▸ **WRITTEN REQUEST**
Extract each record and reproduce it exactly.

▸ **DATA FOR THE TASK**
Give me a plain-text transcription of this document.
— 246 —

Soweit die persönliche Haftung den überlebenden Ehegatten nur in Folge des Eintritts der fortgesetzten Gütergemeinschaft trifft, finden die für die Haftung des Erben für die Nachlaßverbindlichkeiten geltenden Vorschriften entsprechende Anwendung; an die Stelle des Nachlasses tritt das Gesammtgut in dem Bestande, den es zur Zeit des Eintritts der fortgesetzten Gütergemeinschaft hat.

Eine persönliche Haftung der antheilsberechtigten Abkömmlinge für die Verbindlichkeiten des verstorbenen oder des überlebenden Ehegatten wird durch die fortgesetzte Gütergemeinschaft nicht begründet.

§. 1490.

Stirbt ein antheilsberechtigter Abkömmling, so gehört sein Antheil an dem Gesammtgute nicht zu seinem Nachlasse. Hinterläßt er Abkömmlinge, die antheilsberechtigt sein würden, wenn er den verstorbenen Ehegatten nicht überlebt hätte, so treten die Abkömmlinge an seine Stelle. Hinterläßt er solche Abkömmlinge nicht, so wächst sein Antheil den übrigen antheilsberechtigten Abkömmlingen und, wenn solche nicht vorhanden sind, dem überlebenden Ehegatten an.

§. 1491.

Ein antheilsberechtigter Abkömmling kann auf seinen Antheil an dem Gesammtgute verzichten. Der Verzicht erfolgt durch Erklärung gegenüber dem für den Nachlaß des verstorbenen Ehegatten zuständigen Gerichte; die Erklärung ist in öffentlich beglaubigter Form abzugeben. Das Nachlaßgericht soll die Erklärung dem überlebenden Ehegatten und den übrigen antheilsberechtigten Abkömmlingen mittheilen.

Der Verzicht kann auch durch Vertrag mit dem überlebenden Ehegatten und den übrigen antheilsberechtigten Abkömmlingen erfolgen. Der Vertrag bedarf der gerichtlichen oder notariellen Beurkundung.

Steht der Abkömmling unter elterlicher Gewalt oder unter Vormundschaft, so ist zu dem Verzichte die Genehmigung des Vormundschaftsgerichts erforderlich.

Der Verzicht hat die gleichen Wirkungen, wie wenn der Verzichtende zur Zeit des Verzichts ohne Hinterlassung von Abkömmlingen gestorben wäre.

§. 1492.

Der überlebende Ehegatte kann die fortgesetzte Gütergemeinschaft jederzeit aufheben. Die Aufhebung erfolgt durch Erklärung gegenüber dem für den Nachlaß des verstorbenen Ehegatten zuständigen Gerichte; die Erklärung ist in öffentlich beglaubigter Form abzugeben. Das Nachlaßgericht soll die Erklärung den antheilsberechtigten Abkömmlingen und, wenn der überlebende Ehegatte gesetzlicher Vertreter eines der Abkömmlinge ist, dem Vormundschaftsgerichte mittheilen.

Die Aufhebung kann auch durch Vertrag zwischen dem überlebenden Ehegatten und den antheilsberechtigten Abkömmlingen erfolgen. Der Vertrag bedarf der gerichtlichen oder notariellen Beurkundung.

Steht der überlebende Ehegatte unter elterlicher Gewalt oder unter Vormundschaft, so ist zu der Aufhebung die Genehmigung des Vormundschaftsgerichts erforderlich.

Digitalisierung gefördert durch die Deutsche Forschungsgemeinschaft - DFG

▸ **FINISHED EXERCISE**
Give me a plain-text transcription of this document.
— 246 —

Soweit die persönliche Haftung den überlebenden Ehegatten nur in Folge des Eintritts der fortgesetzten Gütergemeinschaft trifft, finden die für die Haftung des Erben für die Nachlaßverbindlichkeiten geltenden Vorschriften entsprechende Anwendung; an die Stelle des Nachlasses tritt das Gesammtgut in dem Bestande, den es zur Zeit des Eintritts der fortgesetzten Gütergemeinschaft hat.

Eine persönliche Haftung der antheilsberechtigten Abkömmlinge für die Verbindlichkeiten des verstorbenen oder des überlebenden Ehegatten wird durch die fortgesetzte Gütergemeinschaft nicht begründet.

§. 1490.

Stirbt ein antheilsberechtigter Abkömmling, so gehört sein Antheil an dem Gesammtgute nicht zu seinem Nachlasse. Hinterläßt er Abkömmlinge, die antheilsberechtigt sein würden, wenn er den verstorbenen Ehegatten nicht überlebt hätte, so treten die Abkömmlinge an seine Stelle. Hinterläßt er solche Abkömmlinge nicht, so wächst sein Antheil den übrigen antheilsberechtigten Abkömmlingen und, wenn solche nicht vorhanden sind, dem überlebenden Ehegatten an.

§. 1491.

Ein antheilsberechtigter Abkömmling kann auf seinen Antheil an dem Gesammtgute verzichten. Der Verzicht erfolgt durch Erklärung gegenüber dem für den Nachlaß des verstorbenen Ehegatten zuständigen Gerichte; die Erklärung ist in öffentlich beglaubigter Form abzugeben. Das Nachlaßgericht soll die Erklärung dem überlebenden Ehegatten und den übrigen antheilsberechtigten Abkömmlingen mittheilen.

Der Verzicht kann auch durch Vertrag mit dem überlebenden Ehegatten und den übrigen antheilsberechtigten Abkömmlingen erfolgen. Der Vertrag bedarf der gerichtlichen oder notariellen Beurkundung.

Steht der Abkömmling unter elterlicher Gewalt oder unter Vormundschaft, so ist zu dem Verzichte die Genehmigung des Vormundschaftsgerichts erforderlich.

Der Verzicht hat die gleichen Wirkungen, wie wenn der Verzichtende zur Zeit des Verzichts ohne Hinterlassung von Abkömmlingen gestorben wäre.

§. 1492.

Der überlebende Ehegatte kann die fortgesetzte Gütergemeinschaft jederzeit aufheben. Die Aufhebung erfolgt durch Erklärung gegenüber dem für den Nachlaß des verstorbenen Ehegatten zuständigen Gerichte; die Erklärung ist in öffentlich beglaubigter Form abzugeben. Das Nachlaßgericht soll die Erklärung den antheilsberechtigten Abkömmlingen und, wenn der überlebende Ehegatte gesetzlicher Vertreter eines der Abkömmlinge ist, dem Vormundschaftsgerichte mittheilen.

Die Aufhebung kann auch durch Vertrag zwischen dem überlebenden Ehegatten und den antheilsberechtigten Abkömmlingen erfolgen. Der Vertrag bedarf der gerichtlichen oder notariellen Beurkundung.

Steht der überlebende Ehegatte unter elterlicher Gewalt oder unter Vormundschaft, so ist zu der Aufhebung die Genehmigung des Vormundschaftsgerichts erforderlich.

Digitalisierung gefördert durch die Deutsche Forschungsgemeinschaft - DFG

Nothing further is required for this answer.